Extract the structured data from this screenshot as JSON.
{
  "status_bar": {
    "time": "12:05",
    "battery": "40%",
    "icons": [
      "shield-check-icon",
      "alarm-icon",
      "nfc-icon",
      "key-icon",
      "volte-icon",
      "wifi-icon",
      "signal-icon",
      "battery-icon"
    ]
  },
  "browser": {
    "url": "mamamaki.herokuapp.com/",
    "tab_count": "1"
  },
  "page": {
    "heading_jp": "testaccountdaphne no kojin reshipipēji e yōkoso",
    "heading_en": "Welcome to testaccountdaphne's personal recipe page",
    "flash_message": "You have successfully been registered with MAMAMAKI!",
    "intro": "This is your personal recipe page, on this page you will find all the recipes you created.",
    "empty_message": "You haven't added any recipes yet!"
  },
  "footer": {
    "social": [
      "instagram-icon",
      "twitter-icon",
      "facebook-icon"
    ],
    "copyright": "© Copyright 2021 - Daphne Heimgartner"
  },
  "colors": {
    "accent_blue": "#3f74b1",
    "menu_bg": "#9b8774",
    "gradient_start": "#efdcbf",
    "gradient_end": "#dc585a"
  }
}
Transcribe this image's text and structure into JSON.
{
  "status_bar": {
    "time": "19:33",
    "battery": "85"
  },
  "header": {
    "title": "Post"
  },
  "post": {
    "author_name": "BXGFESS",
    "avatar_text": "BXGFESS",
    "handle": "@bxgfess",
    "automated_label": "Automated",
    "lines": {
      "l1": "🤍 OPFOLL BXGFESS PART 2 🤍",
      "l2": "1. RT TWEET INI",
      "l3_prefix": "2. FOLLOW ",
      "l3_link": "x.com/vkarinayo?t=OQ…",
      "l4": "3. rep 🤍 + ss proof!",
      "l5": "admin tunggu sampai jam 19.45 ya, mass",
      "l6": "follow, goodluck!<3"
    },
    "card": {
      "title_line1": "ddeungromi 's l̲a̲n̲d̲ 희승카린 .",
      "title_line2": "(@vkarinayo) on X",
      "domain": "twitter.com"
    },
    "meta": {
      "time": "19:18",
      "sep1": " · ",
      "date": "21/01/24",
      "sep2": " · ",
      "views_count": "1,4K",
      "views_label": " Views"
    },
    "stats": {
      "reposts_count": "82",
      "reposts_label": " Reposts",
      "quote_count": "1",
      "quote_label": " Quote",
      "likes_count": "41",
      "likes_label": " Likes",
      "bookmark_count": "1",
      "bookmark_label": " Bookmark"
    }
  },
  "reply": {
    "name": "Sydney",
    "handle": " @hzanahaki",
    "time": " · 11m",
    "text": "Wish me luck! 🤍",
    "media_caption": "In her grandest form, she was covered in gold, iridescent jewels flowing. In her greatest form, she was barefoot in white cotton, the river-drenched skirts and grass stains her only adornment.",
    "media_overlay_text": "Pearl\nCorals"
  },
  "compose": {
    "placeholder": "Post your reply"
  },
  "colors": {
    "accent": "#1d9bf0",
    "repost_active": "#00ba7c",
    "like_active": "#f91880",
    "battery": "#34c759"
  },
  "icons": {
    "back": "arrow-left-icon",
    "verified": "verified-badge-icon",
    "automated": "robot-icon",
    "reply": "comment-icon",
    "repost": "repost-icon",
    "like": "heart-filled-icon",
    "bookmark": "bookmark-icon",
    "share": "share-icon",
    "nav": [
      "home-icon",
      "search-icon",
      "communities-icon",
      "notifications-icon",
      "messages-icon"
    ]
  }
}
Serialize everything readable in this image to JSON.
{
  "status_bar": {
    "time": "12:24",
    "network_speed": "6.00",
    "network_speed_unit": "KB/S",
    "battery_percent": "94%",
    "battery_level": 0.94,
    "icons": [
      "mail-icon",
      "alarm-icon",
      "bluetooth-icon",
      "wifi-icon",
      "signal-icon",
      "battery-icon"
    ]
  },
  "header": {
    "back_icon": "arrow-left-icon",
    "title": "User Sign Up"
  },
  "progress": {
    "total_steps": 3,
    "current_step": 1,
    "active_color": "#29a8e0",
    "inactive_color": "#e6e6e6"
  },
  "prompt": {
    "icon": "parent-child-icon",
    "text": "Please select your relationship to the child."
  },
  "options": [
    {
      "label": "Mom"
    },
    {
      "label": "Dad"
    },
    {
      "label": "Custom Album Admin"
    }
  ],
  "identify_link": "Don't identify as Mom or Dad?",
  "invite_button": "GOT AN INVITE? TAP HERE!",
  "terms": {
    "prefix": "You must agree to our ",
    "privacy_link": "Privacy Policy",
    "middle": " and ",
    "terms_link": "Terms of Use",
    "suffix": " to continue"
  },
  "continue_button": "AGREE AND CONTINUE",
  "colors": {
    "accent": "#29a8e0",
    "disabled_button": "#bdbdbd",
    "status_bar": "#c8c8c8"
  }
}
========================================================================
#### Task brief
Copy down the whole of the data above, matching it exactly.

#### Task solution
Extract the structured data from this screenshot as JSON.
{
  "status_bar": {
    "time": "12:05",
    "battery": "40%",
    "icons": [
      "shield-check-icon",
      "alarm-icon",
      "nfc-icon",
      "key-icon",
      "volte-icon",
      "wifi-icon",
      "signal-icon",
      "battery-icon"
    ]
  },
  "browser": {
    "url": "mamamaki.herokuapp.com/",
    "tab_count": "1"
  },
  "page": {
    "heading_jp": "testaccountdaphne no kojin reshipipēji e yōkoso",
    "heading_en": "Welcome to testaccountdaphne's personal recipe page",
    "flash_message": "You have successfully been registered with MAMAMAKI!",
    "intro": "This is your personal recipe page, on this page you will find all the recipes you created.",
    "empty_message": "You haven't added any recipes yet!"
  },
  "footer": {
    "social": [
      "instagram-icon",
      "twitter-icon",
      "facebook-icon"
    ],
    "copyright": "© Copyright 2021 - Daphne Heimgartner"
  },
  "colors": {
    "accent_blue": "#3f74b1",
    "menu_bg": "#9b8774",
    "gradient_start": "#efdcbf",
    "gradient_end": "#dc585a"
  }
}
Transcribe this image's text and structure into JSON.
{
  "status_bar": {
    "time": "19:33",
    "battery": "85"
  },
  "header": {
    "title": "Post"
  },
  "post": {
    "author_name": "BXGFESS",
    "avatar_text": "BXGFESS",
    "handle": "@bxgfess",
    "automated_label": "Automated",
    "lines": {
      "l1": "🤍 OPFOLL BXGFESS PART 2 🤍",
      "l2": "1. RT TWEET INI",
      "l3_prefix": "2. FOLLOW ",
      "l3_link": "x.com/vkarinayo?t=OQ…",
      "l4": "3. rep 🤍 + ss proof!",
      "l5": "admin tunggu sampai jam 19.45 ya, mass",
      "l6": "follow, goodluck!<3"
    },
    "card": {
      "title_line1": "ddeungromi 's l̲a̲n̲d̲ 희승카린 .",
      "title_line2": "(@vkarinayo) on X",
      "domain": "twitter.com"
    },
    "meta": {
      "time": "19:18",
      "sep1": " · ",
      "date": "21/01/24",
      "sep2": " · ",
      "views_count": "1,4K",
      "views_label": " Views"
    },
    "stats": {
      "reposts_count": "82",
      "reposts_label": " Reposts",
      "quote_count": "1",
      "quote_label": " Quote",
      "likes_count": "41",
      "likes_label": " Likes",
      "bookmark_count": "1",
      "bookmark_label": " Bookmark"
    }
  },
  "reply": {
    "name": "Sydney",
    "handle": " @hzanahaki",
    "time": " · 11m",
    "text": "Wish me luck! 🤍",
    "media_caption": "In her grandest form, she was covered in gold, iridescent jewels flowing. In her greatest form, she was barefoot in white cotton, the river-drenched skirts and grass stains her only adornment.",
    "media_overlay_text": "Pearl\nCorals"
  },
  "compose": {
    "placeholder": "Post your reply"
  },
  "colors": {
    "accent": "#1d9bf0",
    "repost_active": "#00ba7c",
    "like_active": "#f91880",
    "battery": "#34c759"
  },
  "icons": {
    "back": "arrow-left-icon",
    "verified": "verified-badge-icon",
    "automated": "robot-icon",
    "reply": "comment-icon",
    "repost": "repost-icon",
    "like": "heart-filled-icon",
    "bookmark": "bookmark-icon",
    "share": "share-icon",
    "nav": [
      "home-icon",
      "search-icon",
      "communities-icon",
      "notifications-icon",
      "messages-icon"
    ]
  }
}
Serialize everything readable in this image to JSON.
{
  "status_bar": {
    "time": "12:24",
    "network_speed": "6.00",
    "network_speed_unit": "KB/S",
    "battery_percent": "94%",
    "battery_level": 0.94,
    "icons": [
      "mail-icon",
      "alarm-icon",
      "bluetooth-icon",
      "wifi-icon",
      "signal-icon",
      "battery-icon"
    ]
  },
  "header": {
    "back_icon": "arrow-left-icon",
    "title": "User Sign Up"
  },
  "progress": {
    "total_steps": 3,
    "current_step": 1,
    "active_color": "#29a8e0",
    "inactive_color": "#e6e6e6"
  },
  "prompt": {
    "icon": "parent-child-icon",
    "text": "Please select your relationship to the child."
  },
  "options": [
    {
      "label": "Mom"
    },
    {
      "label": "Dad"
    },
    {
      "label": "Custom Album Admin"
    }
  ],
  "identify_link": "Don't identify as Mom or Dad?",
  "invite_button": "GOT AN INVITE? TAP HERE!",
  "terms": {
    "prefix": "You must agree to our ",
    "privacy_link": "Privacy Policy",
    "middle": " and ",
    "terms_link": "Terms of Use",
    "suffix": " to continue"
  },
  "continue_button": "AGREE AND CONTINUE",
  "colors": {
    "accent": "#29a8e0",
    "disabled_button": "#bdbdbd",
    "status_bar": "#c8c8c8"
  }
}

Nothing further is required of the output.